▸ **Your goal**:
Skip the pictures and quote all of the lines exactly.
# Start of Extracted records
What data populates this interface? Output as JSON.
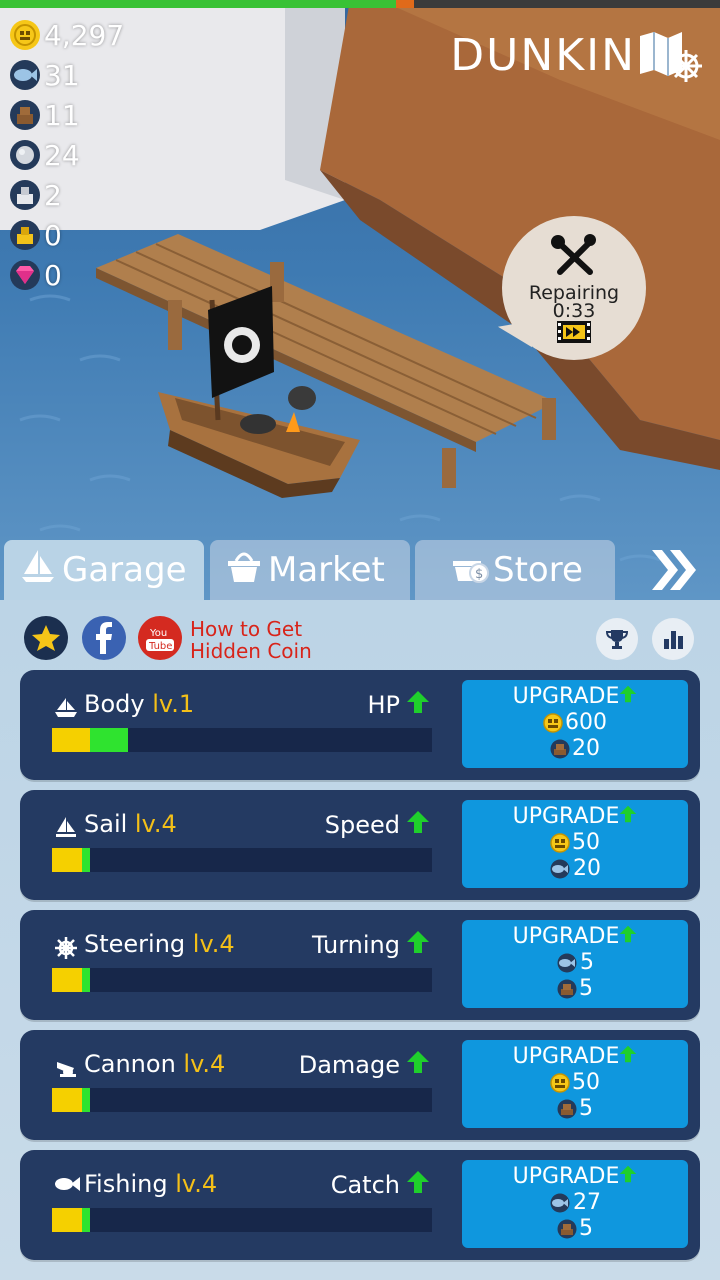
{
  "player": {
    "name": "DUNKIN"
  },
  "resources": [
    {
      "icon": "coin-icon",
      "value": "4,297"
    },
    {
      "icon": "fish-icon",
      "value": "31"
    },
    {
      "icon": "wood-icon",
      "value": "11"
    },
    {
      "icon": "stone-icon",
      "value": "24"
    },
    {
      "icon": "iron-icon",
      "value": "2"
    },
    {
      "icon": "gold-icon",
      "value": "0"
    },
    {
      "icon": "gem-icon",
      "value": "0"
    }
  ],
  "repair": {
    "label": "Repairing",
    "timer": "0:33"
  },
  "tabs": [
    {
      "label": "Garage",
      "active": true
    },
    {
      "label": "Market"
    },
    {
      "label": "Store"
    }
  ],
  "howto": {
    "line1": "How to Get",
    "line2": "Hidden Coin"
  },
  "upgrades": [
    {
      "name": "Body",
      "level": "lv.1",
      "stat": "HP",
      "yellow": 0.1,
      "green": 0.1,
      "button": "UPGRADE",
      "cost": [
        {
          "icon": "coin-icon",
          "value": "600"
        },
        {
          "icon": "wood-icon",
          "value": "20"
        }
      ]
    },
    {
      "name": "Sail",
      "level": "lv.4",
      "stat": "Speed",
      "yellow": 0.08,
      "green": 0.02,
      "button": "UPGRADE",
      "cost": [
        {
          "icon": "coin-icon",
          "value": "50"
        },
        {
          "icon": "fish-icon",
          "value": "20"
        }
      ]
    },
    {
      "name": "Steering",
      "level": "lv.4",
      "stat": "Turning",
      "yellow": 0.08,
      "green": 0.02,
      "button": "UPGRADE",
      "cost": [
        {
          "icon": "fish-icon",
          "value": "5"
        },
        {
          "icon": "wood-icon",
          "value": "5"
        }
      ]
    },
    {
      "name": "Cannon",
      "level": "lv.4",
      "stat": "Damage",
      "yellow": 0.08,
      "green": 0.02,
      "button": "UPGRADE",
      "cost": [
        {
          "icon": "coin-icon",
          "value": "50"
        },
        {
          "icon": "wood-icon",
          "value": "5"
        }
      ]
    },
    {
      "name": "Fishing",
      "level": "lv.4",
      "stat": "Catch",
      "yellow": 0.08,
      "green": 0.02,
      "button": "UPGRADE",
      "cost": [
        {
          "icon": "fish-icon",
          "value": "27"
        },
        {
          "icon": "wood-icon",
          "value": "5"
        }
      ]
    }
  ],
  "colors": {
    "card": "#243a62",
    "button": "#0f97de",
    "level": "#f4c018",
    "arrow": "#1fcf2c"
  }
}
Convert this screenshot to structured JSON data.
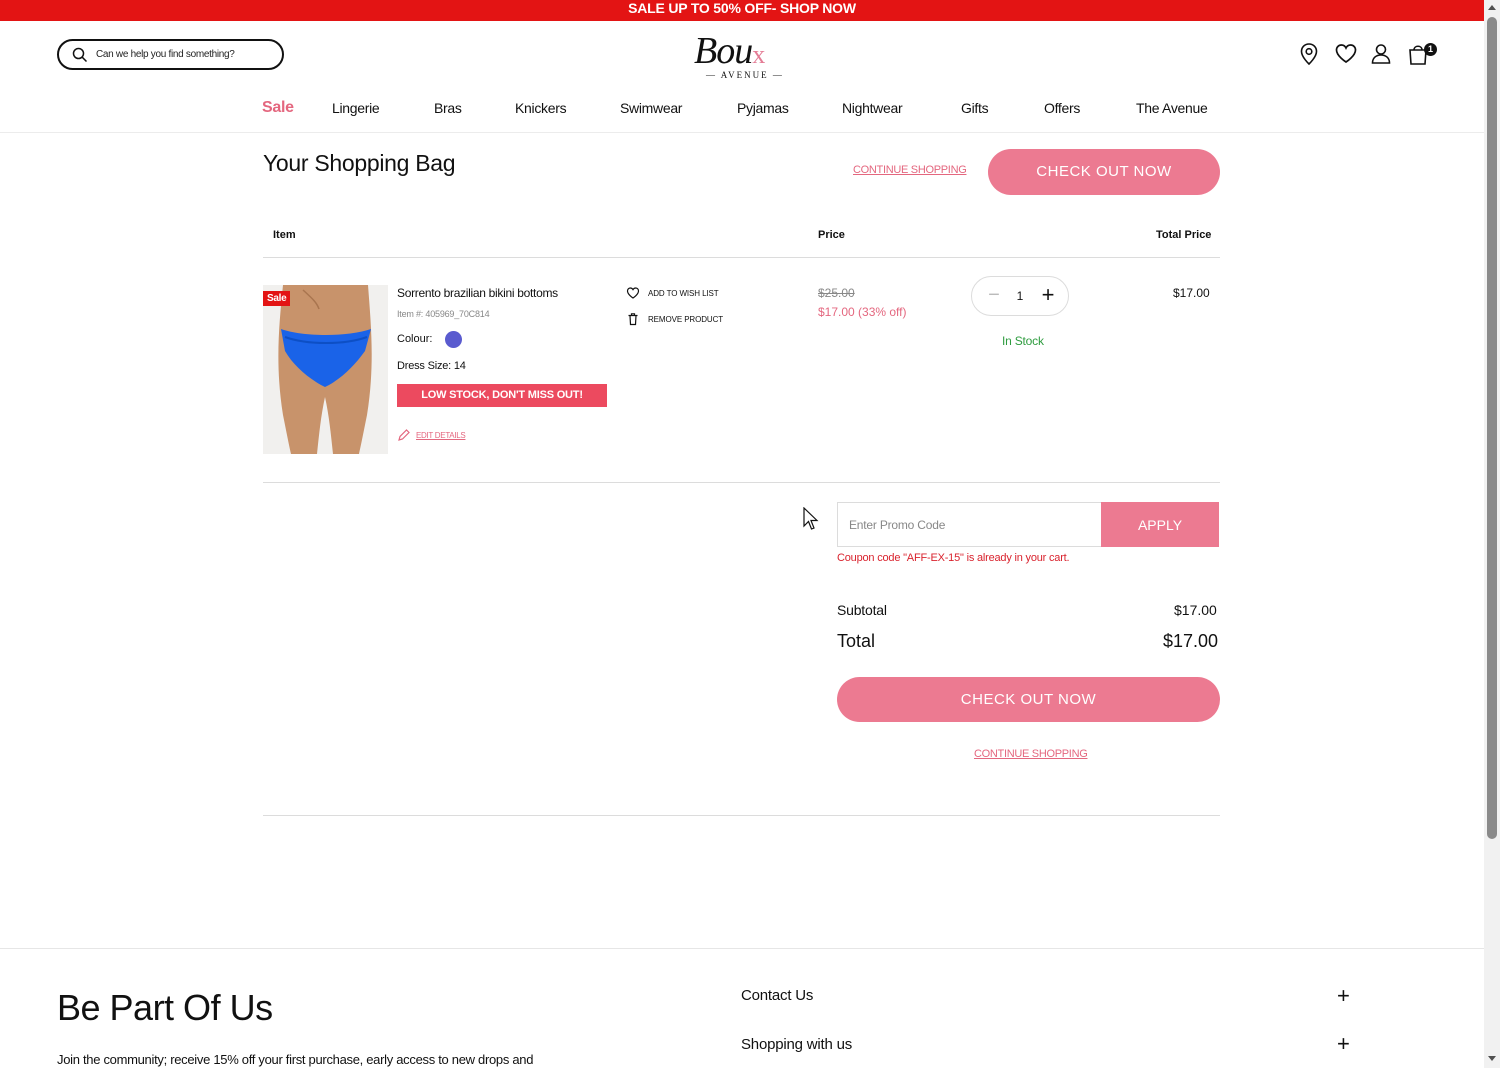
{
  "promo_bar": {
    "text": "SALE UP TO 50% OFF- SHOP NOW"
  },
  "header": {
    "search_placeholder": "Can we help you find something?",
    "logo_text": "Bou",
    "logo_x": "x",
    "logo_sub": "— AVENUE —",
    "cart_count": "1"
  },
  "nav": {
    "items": [
      "Sale",
      "Lingerie",
      "Bras",
      "Knickers",
      "Swimwear",
      "Pyjamas",
      "Nightwear",
      "Gifts",
      "Offers",
      "The Avenue"
    ]
  },
  "bag": {
    "title": "Your Shopping Bag",
    "continue_shopping": "CONTINUE SHOPPING",
    "checkout": "CHECK OUT NOW",
    "columns": {
      "item": "Item",
      "price": "Price",
      "total": "Total Price"
    }
  },
  "product": {
    "sale_tag": "Sale",
    "name": "Sorrento brazilian bikini bottoms",
    "sku": "Item #: 405969_70C814",
    "colour_label": "Colour:",
    "colour_hex": "#5a5bcf",
    "size": "Dress Size: 14",
    "low_stock": "LOW STOCK, DON'T MISS OUT!",
    "edit": "EDIT DETAILS",
    "add_wishlist": "ADD TO WISH LIST",
    "remove": "REMOVE PRODUCT",
    "price_old": "$25.00",
    "price_new": "$17.00 (33% off)",
    "quantity": "1",
    "stock": "In Stock",
    "total": "$17.00"
  },
  "summary": {
    "promo_placeholder": "Enter Promo Code",
    "apply": "APPLY",
    "coupon_msg": "Coupon code \"AFF-EX-15\" is already in your cart.",
    "subtotal_label": "Subtotal",
    "subtotal": "$17.00",
    "total_label": "Total",
    "total": "$17.00",
    "checkout": "CHECK OUT NOW",
    "continue_shopping": "CONTINUE SHOPPING"
  },
  "footer": {
    "title": "Be Part Of Us",
    "text": "Join the community; receive 15% off your first purchase, early access to new drops and",
    "accordion": [
      "Contact Us",
      "Shopping with us"
    ]
  },
  "colors": {
    "accent": "#ec7a91",
    "sale_red": "#e31414",
    "link_pink": "#e4677f",
    "in_stock": "#2e9c3f"
  }
}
# End of Extracted records
▸ **Full output**:
What data populates this interface? Output as JSON.
{
  "player": {
    "name": "DUNKIN"
  },
  "resources": [
    {
      "icon": "coin-icon",
      "value": "4,297"
    },
    {
      "icon": "fish-icon",
      "value": "31"
    },
    {
      "icon": "wood-icon",
      "value": "11"
    },
    {
      "icon": "stone-icon",
      "value": "24"
    },
    {
      "icon": "iron-icon",
      "value": "2"
    },
    {
      "icon": "gold-icon",
      "value": "0"
    },
    {
      "icon": "gem-icon",
      "value": "0"
    }
  ],
  "repair": {
    "label": "Repairing",
    "timer": "0:33"
  },
  "tabs": [
    {
      "label": "Garage",
      "active": true
    },
    {
      "label": "Market"
    },
    {
      "label": "Store"
    }
  ],
  "howto": {
    "line1": "How to Get",
    "line2": "Hidden Coin"
  },
  "upgrades": [
    {
      "name": "Body",
      "level": "lv.1",
      "stat": "HP",
      "yellow": 0.1,
      "green": 0.1,
      "button": "UPGRADE",
      "cost": [
        {
          "icon": "coin-icon",
          "value": "600"
        },
        {
          "icon": "wood-icon",
          "value": "20"
        }
      ]
    },
    {
      "name": "Sail",
      "level": "lv.4",
      "stat": "Speed",
      "yellow": 0.08,
      "green": 0.02,
      "button": "UPGRADE",
      "cost": [
        {
          "icon": "coin-icon",
          "value": "50"
        },
        {
          "icon": "fish-icon",
          "value": "20"
        }
      ]
    },
    {
      "name": "Steering",
      "level": "lv.4",
      "stat": "Turning",
      "yellow": 0.08,
      "green": 0.02,
      "button": "UPGRADE",
      "cost": [
        {
          "icon": "fish-icon",
          "value": "5"
        },
        {
          "icon": "wood-icon",
          "value": "5"
        }
      ]
    },
    {
      "name": "Cannon",
      "level": "lv.4",
      "stat": "Damage",
      "yellow": 0.08,
      "green": 0.02,
      "button": "UPGRADE",
      "cost": [
        {
          "icon": "coin-icon",
          "value": "50"
        },
        {
          "icon": "wood-icon",
          "value": "5"
        }
      ]
    },
    {
      "name": "Fishing",
      "level": "lv.4",
      "stat": "Catch",
      "yellow": 0.08,
      "green": 0.02,
      "button": "UPGRADE",
      "cost": [
        {
          "icon": "fish-icon",
          "value": "27"
        },
        {
          "icon": "wood-icon",
          "value": "5"
        }
      ]
    }
  ],
  "colors": {
    "card": "#243a62",
    "button": "#0f97de",
    "level": "#f4c018",
    "arrow": "#1fcf2c"
  }
}
Convert this screenshot to structured JSON data.
{
  "promo_bar": {
    "text": "SALE UP TO 50% OFF- SHOP NOW"
  },
  "header": {
    "search_placeholder": "Can we help you find something?",
    "logo_text": "Bou",
    "logo_x": "x",
    "logo_sub": "— AVENUE —",
    "cart_count": "1"
  },
  "nav": {
    "items": [
      "Sale",
      "Lingerie",
      "Bras",
      "Knickers",
      "Swimwear",
      "Pyjamas",
      "Nightwear",
      "Gifts",
      "Offers",
      "The Avenue"
    ]
  },
  "bag": {
    "title": "Your Shopping Bag",
    "continue_shopping": "CONTINUE SHOPPING",
    "checkout": "CHECK OUT NOW",
    "columns": {
      "item": "Item",
      "price": "Price",
      "total": "Total Price"
    }
  },
  "product": {
    "sale_tag": "Sale",
    "name": "Sorrento brazilian bikini bottoms",
    "sku": "Item #: 405969_70C814",
    "colour_label": "Colour:",
    "colour_hex": "#5a5bcf",
    "size": "Dress Size: 14",
    "low_stock": "LOW STOCK, DON'T MISS OUT!",
    "edit": "EDIT DETAILS",
    "add_wishlist": "ADD TO WISH LIST",
    "remove": "REMOVE PRODUCT",
    "price_old": "$25.00",
    "price_new": "$17.00 (33% off)",
    "quantity": "1",
    "stock": "In Stock",
    "total": "$17.00"
  },
  "summary": {
    "promo_placeholder": "Enter Promo Code",
    "apply": "APPLY",
    "coupon_msg": "Coupon code \"AFF-EX-15\" is already in your cart.",
    "subtotal_label": "Subtotal",
    "subtotal": "$17.00",
    "total_label": "Total",
    "total": "$17.00",
    "checkout": "CHECK OUT NOW",
    "continue_shopping": "CONTINUE SHOPPING"
  },
  "footer": {
    "title": "Be Part Of Us",
    "text": "Join the community; receive 15% off your first purchase, early access to new drops and",
    "accordion": [
      "Contact Us",
      "Shopping with us"
    ]
  },
  "colors": {
    "accent": "#ec7a91",
    "sale_red": "#e31414",
    "link_pink": "#e4677f",
    "in_stock": "#2e9c3f"
  }
}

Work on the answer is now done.